◆ **Required work**: Extract the complete listing and output it unchanged.

:::

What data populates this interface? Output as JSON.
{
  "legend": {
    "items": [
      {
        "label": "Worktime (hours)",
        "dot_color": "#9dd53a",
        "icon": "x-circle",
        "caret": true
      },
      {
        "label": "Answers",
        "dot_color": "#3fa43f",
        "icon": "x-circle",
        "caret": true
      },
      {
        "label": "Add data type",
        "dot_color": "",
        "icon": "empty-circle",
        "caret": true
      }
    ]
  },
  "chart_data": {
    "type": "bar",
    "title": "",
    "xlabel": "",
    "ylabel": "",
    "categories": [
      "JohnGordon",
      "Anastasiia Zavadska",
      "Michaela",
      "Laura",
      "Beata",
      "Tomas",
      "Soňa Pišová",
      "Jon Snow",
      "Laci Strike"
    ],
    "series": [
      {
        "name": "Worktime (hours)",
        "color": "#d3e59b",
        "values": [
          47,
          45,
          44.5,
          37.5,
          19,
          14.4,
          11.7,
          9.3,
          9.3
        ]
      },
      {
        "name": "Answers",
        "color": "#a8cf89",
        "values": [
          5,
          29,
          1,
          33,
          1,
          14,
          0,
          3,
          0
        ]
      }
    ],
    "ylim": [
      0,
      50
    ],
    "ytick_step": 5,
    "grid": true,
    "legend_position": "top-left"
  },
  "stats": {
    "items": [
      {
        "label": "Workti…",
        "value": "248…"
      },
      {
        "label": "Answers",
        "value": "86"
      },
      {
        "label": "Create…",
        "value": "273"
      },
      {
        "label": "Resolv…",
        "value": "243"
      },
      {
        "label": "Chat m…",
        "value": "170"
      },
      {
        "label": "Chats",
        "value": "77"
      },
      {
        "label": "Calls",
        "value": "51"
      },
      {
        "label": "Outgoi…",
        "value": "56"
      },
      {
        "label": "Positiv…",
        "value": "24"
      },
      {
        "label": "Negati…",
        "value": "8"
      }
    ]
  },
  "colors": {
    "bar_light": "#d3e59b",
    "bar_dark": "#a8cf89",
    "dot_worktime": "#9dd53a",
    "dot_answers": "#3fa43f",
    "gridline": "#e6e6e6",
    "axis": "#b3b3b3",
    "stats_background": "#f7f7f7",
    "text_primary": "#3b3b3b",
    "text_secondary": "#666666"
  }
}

:::

◆ **Answer to this task**:
What data populates this interface? Output as JSON.
{
  "legend": {
    "items": [
      {
        "label": "Worktime (hours)",
        "dot_color": "#9dd53a",
        "icon": "x-circle",
        "caret": true
      },
      {
        "label": "Answers",
        "dot_color": "#3fa43f",
        "icon": "x-circle",
        "caret": true
      },
      {
        "label": "Add data type",
        "dot_color": "",
        "icon": "empty-circle",
        "caret": true
      }
    ]
  },
  "chart_data": {
    "type": "bar",
    "title": "",
    "xlabel": "",
    "ylabel": "",
    "categories": [
      "JohnGordon",
      "Anastasiia Zavadska",
      "Michaela",
      "Laura",
      "Beata",
      "Tomas",
      "Soňa Pišová",
      "Jon Snow",
      "Laci Strike"
    ],
    "series": [
      {
        "name": "Worktime (hours)",
        "color": "#d3e59b",
        "values": [
          47,
          45,
          44.5,
          37.5,
          19,
          14.4,
          11.7,
          9.3,
          9.3
        ]
      },
      {
        "name": "Answers",
        "color": "#a8cf89",
        "values": [
          5,
          29,
          1,
          33,
          1,
          14,
          0,
          3,
          0
        ]
      }
    ],
    "ylim": [
      0,
      50
    ],
    "ytick_step": 5,
    "grid": true,
    "legend_position": "top-left"
  },
  "stats": {
    "items": [
      {
        "label": "Workti…",
        "value": "248…"
      },
      {
        "label": "Answers",
        "value": "86"
      },
      {
        "label": "Create…",
        "value": "273"
      },
      {
        "label": "Resolv…",
        "value": "243"
      },
      {
        "label": "Chat m…",
        "value": "170"
      },
      {
        "label": "Chats",
        "value": "77"
      },
      {
        "label": "Calls",
        "value": "51"
      },
      {
        "label": "Outgoi…",
        "value": "56"
      },
      {
        "label": "Positiv…",
        "value": "24"
      },
      {
        "label": "Negati…",
        "value": "8"
      }
    ]
  },
  "colors": {
    "bar_light": "#d3e59b",
    "bar_dark": "#a8cf89",
    "dot_worktime": "#9dd53a",
    "dot_answers": "#3fa43f",
    "gridline": "#e6e6e6",
    "axis": "#b3b3b3",
    "stats_background": "#f7f7f7",
    "text_primary": "#3b3b3b",
    "text_secondary": "#666666"
  }
}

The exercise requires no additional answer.